* [OBJECTIVE]: From the records below, pick out every line containing the string "Rnet". Letter case must match.

* [DATASET ENTRIES]:

**********

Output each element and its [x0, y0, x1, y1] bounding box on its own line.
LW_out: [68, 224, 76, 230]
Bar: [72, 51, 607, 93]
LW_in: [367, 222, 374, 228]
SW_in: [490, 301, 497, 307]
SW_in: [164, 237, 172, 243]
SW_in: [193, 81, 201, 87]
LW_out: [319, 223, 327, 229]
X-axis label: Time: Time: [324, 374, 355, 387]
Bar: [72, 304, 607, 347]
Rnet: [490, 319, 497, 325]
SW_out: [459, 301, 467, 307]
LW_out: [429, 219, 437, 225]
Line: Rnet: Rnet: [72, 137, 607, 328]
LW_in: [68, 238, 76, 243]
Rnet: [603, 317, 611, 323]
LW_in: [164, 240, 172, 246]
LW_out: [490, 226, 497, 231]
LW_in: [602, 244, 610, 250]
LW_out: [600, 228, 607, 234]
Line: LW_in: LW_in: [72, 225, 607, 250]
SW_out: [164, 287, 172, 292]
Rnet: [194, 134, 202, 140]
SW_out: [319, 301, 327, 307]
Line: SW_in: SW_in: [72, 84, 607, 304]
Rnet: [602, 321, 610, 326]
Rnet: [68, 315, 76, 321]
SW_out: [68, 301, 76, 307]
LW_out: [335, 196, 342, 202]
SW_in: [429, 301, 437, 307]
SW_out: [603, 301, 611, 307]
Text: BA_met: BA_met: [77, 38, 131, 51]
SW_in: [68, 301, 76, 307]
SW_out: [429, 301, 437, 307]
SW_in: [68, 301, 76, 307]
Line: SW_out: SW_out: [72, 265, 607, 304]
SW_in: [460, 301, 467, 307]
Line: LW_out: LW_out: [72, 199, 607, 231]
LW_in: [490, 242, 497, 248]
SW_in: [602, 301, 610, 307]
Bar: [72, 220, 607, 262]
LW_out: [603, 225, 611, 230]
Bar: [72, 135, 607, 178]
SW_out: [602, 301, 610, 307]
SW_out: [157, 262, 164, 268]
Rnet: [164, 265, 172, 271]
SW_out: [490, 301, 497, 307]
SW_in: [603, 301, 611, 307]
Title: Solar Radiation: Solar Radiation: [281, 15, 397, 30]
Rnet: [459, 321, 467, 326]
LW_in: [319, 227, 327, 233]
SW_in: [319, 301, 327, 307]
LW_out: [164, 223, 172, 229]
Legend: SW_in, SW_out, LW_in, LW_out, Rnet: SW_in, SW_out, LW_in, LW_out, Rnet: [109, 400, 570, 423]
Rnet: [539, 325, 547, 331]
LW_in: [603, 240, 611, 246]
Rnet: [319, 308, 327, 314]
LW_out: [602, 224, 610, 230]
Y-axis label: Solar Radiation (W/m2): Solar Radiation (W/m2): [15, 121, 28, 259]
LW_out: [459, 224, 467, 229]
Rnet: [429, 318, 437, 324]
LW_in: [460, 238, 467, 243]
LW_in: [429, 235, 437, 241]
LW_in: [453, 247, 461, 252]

**********

* [WRITTEN ANSWER]:
Rnet: [490, 319, 497, 325]
Line: Rnet: Rnet: [72, 137, 607, 328]
Rnet: [603, 317, 611, 323]
Rnet: [194, 134, 202, 140]
Rnet: [602, 321, 610, 326]
Rnet: [68, 315, 76, 321]
Rnet: [164, 265, 172, 271]
Rnet: [459, 321, 467, 326]
Legend: SW_in, SW_out, LW_in, LW_out, Rnet: SW_in, SW_out, LW_in, LW_out, Rnet: [109, 400, 570, 423]
Rnet: [539, 325, 547, 331]
Rnet: [319, 308, 327, 314]
Rnet: [429, 318, 437, 324]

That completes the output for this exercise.